(Items from a dataset)
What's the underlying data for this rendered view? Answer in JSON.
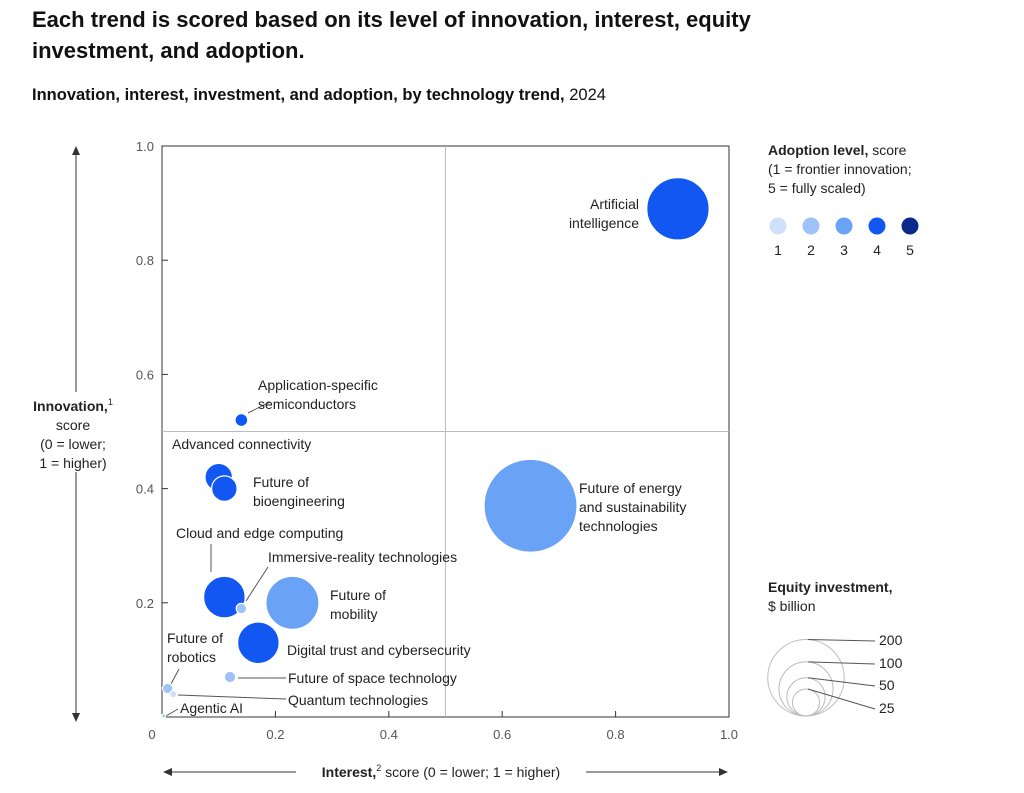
{
  "title": "Each trend is scored based on its level of innovation, interest, equity investment, and adoption.",
  "subtitle_bold": "Innovation, interest, investment, and adoption, by technology trend,",
  "subtitle_year": "2024",
  "colors": {
    "adoption": {
      "1": "#cfe1fb",
      "2": "#9fc3f8",
      "3": "#6aa2f6",
      "4": "#1257f2",
      "5": "#0a2a8a"
    }
  },
  "chart_data": {
    "type": "scatter",
    "xlim": [
      0,
      1
    ],
    "ylim": [
      0,
      1
    ],
    "x_ticks": [
      "0",
      "0.2",
      "0.4",
      "0.6",
      "0.8",
      "1.0"
    ],
    "y_ticks": [
      "0",
      "0.2",
      "0.4",
      "0.6",
      "0.8",
      "1.0"
    ],
    "xlabel_bold": "Interest,",
    "xlabel_sup": "2",
    "xlabel_rest": " score (0 = lower; 1 = higher)",
    "ylabel": {
      "bold": "Innovation,",
      "sup": "1",
      "lines": [
        "score",
        "(0 = lower;",
        "1 = higher)"
      ]
    },
    "grid": "quadrant lines at 0.5",
    "points": [
      {
        "name": "Artificial intelligence",
        "label": [
          "Artificial",
          "intelligence"
        ],
        "x": 0.91,
        "y": 0.89,
        "adoption": 4,
        "investment": 36
      },
      {
        "name": "Application-specific semiconductors",
        "label": [
          "Application-specific",
          "semiconductors"
        ],
        "x": 0.14,
        "y": 0.52,
        "adoption": 4,
        "investment": 1.5
      },
      {
        "name": "Advanced connectivity",
        "label": [
          "Advanced connectivity"
        ],
        "x": 0.1,
        "y": 0.42,
        "adoption": 4,
        "investment": 7
      },
      {
        "name": "Future of bioengineering",
        "label": [
          "Future of",
          "bioengineering"
        ],
        "x": 0.11,
        "y": 0.4,
        "adoption": 4,
        "investment": 6
      },
      {
        "name": "Future of energy and sustainability technologies",
        "label": [
          "Future of energy",
          "and sustainability",
          "technologies"
        ],
        "x": 0.65,
        "y": 0.37,
        "adoption": 3,
        "investment": 80
      },
      {
        "name": "Cloud and edge computing",
        "label": [
          "Cloud and edge computing"
        ],
        "x": 0.11,
        "y": 0.21,
        "adoption": 4,
        "investment": 16
      },
      {
        "name": "Immersive-reality technologies",
        "label": [
          "Immersive-reality technologies"
        ],
        "x": 0.14,
        "y": 0.19,
        "adoption": 2,
        "investment": 1
      },
      {
        "name": "Future of mobility",
        "label": [
          "Future of",
          "mobility"
        ],
        "x": 0.23,
        "y": 0.2,
        "adoption": 3,
        "investment": 26
      },
      {
        "name": "Digital trust and cybersecurity",
        "label": [
          "Digital trust and cybersecurity"
        ],
        "x": 0.17,
        "y": 0.13,
        "adoption": 4,
        "investment": 16
      },
      {
        "name": "Future of space technology",
        "label": [
          "Future of space technology"
        ],
        "x": 0.12,
        "y": 0.07,
        "adoption": 2,
        "investment": 1.2
      },
      {
        "name": "Future of robotics",
        "label": [
          "Future of",
          "robotics"
        ],
        "x": 0.01,
        "y": 0.05,
        "adoption": 2,
        "investment": 1
      },
      {
        "name": "Quantum technologies",
        "label": [
          "Quantum technologies"
        ],
        "x": 0.02,
        "y": 0.04,
        "adoption": 1,
        "investment": 0.5
      },
      {
        "name": "Agentic AI",
        "label": [
          "Agentic AI"
        ],
        "x": 0.003,
        "y": 0.002,
        "adoption": 2,
        "investment": 0.1
      }
    ]
  },
  "legend_adoption": {
    "title_bold": "Adoption level,",
    "title_rest": " score",
    "lines": [
      "(1 = frontier innovation;",
      "5 = fully scaled)"
    ],
    "levels": [
      "1",
      "2",
      "3",
      "4",
      "5"
    ]
  },
  "legend_investment": {
    "title": "Equity investment,",
    "unit": "$ billion",
    "sizes": [
      200,
      100,
      50,
      25
    ],
    "labels": [
      "200",
      "100",
      "50",
      "25"
    ]
  }
}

Goal:
State how many lines include the string "intelligence". Give no other information.

The output:
2